**Set problem:** Pick out every line that holds the string "this" and copy it.

**Material provided:**
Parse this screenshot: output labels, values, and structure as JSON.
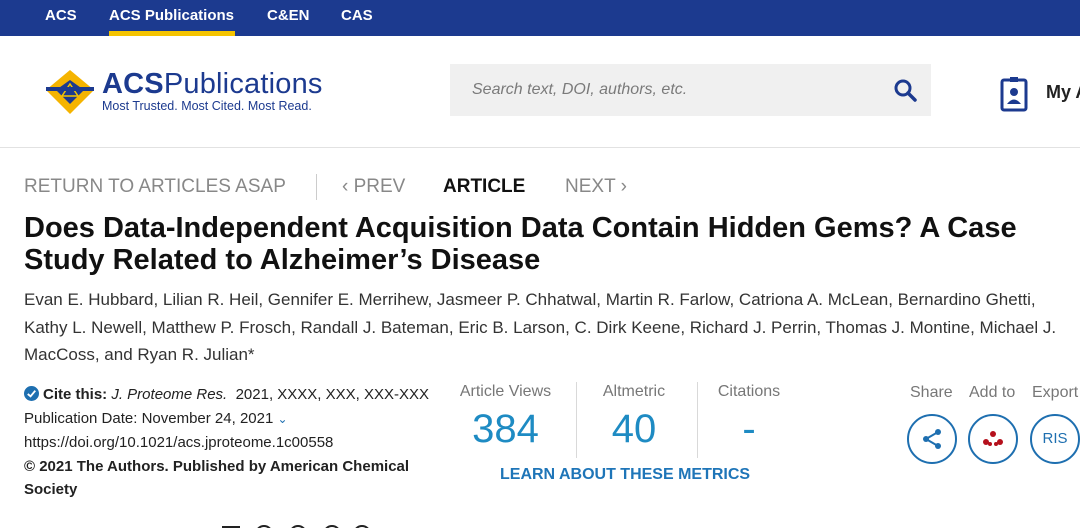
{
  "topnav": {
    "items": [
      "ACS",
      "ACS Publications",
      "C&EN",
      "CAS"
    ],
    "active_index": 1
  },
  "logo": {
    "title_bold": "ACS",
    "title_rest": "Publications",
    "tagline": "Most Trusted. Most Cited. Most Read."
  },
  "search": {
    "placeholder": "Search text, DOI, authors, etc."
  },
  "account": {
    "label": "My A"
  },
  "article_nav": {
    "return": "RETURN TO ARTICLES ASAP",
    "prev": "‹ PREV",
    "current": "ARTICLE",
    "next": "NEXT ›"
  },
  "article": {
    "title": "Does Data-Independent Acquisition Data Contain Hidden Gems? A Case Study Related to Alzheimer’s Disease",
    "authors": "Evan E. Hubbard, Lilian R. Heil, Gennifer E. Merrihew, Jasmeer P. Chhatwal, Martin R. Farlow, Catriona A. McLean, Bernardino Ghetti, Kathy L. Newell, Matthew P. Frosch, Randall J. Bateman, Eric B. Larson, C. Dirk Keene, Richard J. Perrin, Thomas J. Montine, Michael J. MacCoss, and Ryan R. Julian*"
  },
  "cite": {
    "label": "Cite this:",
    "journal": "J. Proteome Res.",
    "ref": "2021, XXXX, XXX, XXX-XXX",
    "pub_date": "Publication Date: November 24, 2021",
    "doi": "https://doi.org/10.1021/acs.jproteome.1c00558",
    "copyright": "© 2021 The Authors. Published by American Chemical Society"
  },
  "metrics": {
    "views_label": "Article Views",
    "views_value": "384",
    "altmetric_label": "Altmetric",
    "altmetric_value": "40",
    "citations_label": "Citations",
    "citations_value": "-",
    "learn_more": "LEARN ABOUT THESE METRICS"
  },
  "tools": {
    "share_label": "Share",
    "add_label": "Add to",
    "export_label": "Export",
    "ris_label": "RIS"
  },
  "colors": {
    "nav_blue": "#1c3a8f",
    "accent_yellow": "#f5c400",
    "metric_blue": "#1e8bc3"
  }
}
==
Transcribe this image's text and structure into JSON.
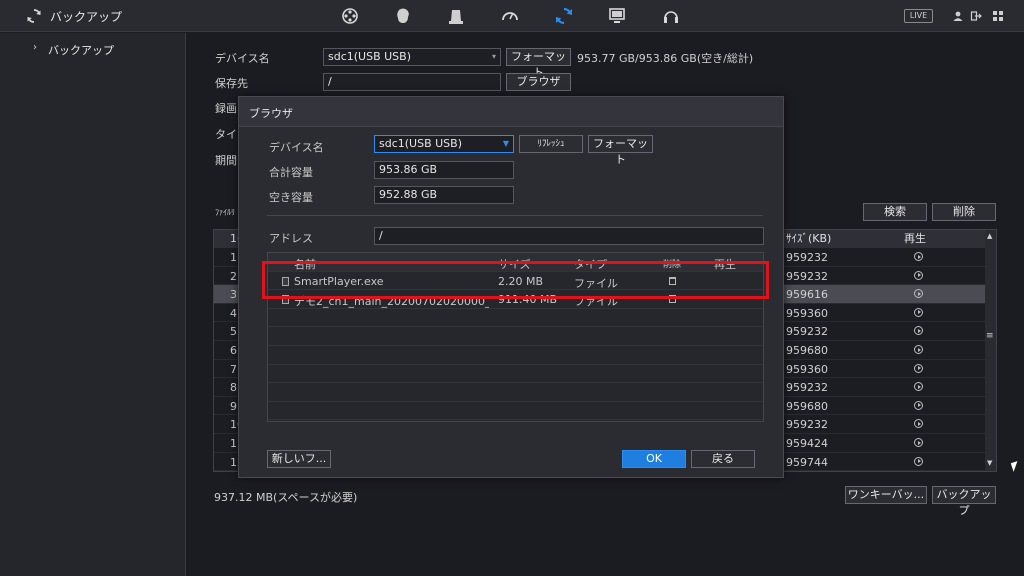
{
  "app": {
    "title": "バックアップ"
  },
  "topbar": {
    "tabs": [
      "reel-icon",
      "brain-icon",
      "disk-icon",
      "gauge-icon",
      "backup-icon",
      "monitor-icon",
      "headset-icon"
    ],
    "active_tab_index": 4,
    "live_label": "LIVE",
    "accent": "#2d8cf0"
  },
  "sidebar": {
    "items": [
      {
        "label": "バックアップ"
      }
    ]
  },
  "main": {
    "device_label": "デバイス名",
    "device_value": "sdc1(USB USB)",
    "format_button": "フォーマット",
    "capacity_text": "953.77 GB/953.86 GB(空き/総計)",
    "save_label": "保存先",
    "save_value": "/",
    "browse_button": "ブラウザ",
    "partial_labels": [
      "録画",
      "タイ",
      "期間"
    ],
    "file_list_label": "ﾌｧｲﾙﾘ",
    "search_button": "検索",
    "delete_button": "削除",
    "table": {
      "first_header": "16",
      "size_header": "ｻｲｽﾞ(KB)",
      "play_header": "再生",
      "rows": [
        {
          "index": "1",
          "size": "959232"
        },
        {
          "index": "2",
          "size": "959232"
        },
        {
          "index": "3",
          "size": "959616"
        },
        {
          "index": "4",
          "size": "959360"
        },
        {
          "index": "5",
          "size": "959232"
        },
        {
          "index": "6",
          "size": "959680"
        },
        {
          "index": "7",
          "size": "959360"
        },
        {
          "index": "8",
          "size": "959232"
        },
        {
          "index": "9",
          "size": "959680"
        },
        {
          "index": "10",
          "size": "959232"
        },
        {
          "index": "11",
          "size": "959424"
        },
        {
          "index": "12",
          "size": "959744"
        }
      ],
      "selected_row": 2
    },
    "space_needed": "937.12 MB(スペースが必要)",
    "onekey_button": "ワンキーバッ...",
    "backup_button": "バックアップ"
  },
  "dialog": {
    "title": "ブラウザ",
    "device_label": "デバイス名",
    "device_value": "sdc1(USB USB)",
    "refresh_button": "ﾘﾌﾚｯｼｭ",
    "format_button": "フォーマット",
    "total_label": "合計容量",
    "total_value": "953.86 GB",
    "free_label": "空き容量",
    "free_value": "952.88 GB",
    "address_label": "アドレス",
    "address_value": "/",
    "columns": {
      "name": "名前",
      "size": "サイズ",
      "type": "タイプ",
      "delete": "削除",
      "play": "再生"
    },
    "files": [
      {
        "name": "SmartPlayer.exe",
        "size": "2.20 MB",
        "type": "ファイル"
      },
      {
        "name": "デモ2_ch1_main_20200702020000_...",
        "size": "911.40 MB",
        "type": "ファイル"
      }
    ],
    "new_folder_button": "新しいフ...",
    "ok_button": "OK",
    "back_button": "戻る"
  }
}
...
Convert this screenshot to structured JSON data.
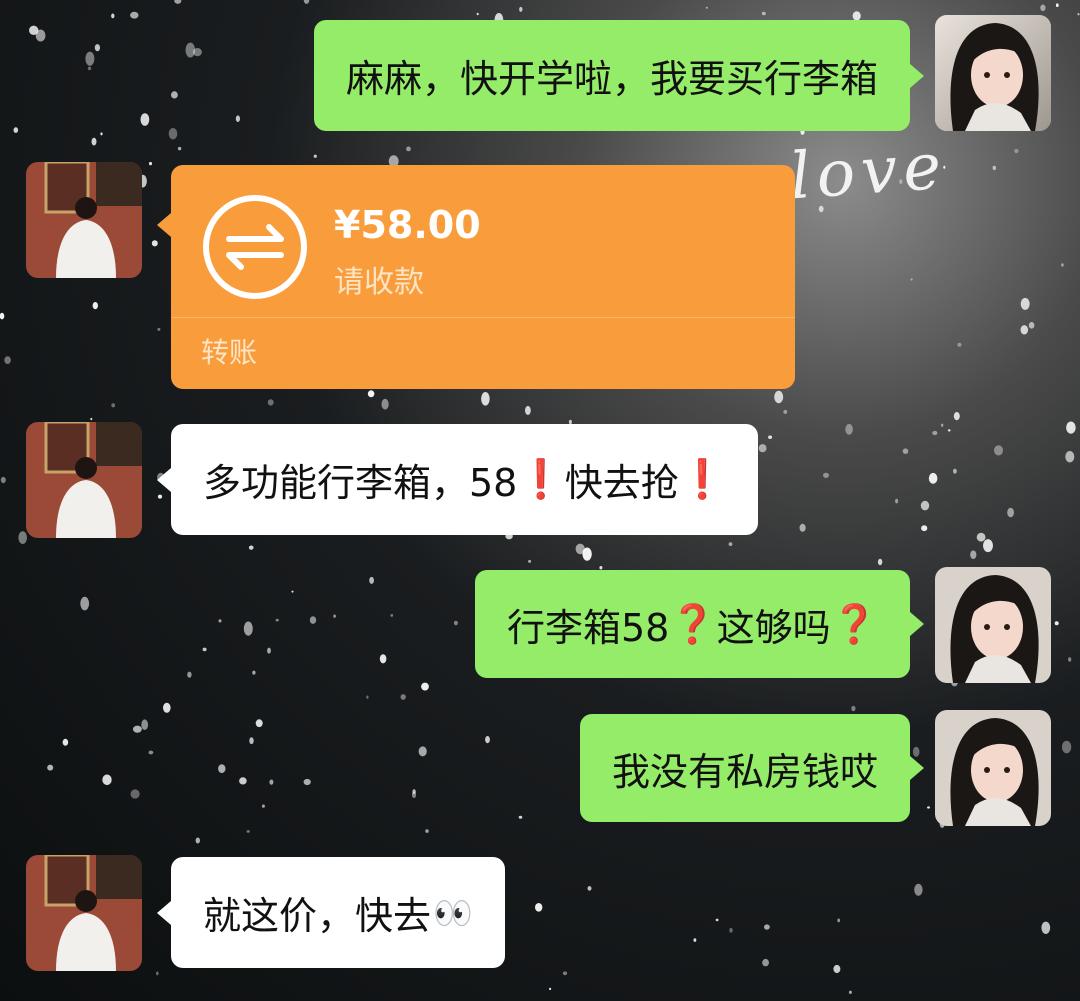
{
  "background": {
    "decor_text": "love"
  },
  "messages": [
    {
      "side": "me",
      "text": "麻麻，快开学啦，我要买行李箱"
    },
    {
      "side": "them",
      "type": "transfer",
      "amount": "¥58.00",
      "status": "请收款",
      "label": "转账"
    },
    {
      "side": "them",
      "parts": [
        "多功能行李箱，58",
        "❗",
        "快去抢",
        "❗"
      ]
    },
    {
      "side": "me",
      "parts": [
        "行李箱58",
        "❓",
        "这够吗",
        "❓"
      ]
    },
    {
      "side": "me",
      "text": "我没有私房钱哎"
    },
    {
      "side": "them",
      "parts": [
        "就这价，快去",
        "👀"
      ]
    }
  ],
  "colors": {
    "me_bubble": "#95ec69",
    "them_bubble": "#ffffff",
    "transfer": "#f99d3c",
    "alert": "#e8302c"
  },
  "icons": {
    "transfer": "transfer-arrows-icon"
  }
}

**Full answer:**
Parse this screenshot: output labels, values, and structure as JSON.
    "label": "Cite this:",
Transcribe this image's text and structure into JSON.
Convert this screenshot to structured JSON data.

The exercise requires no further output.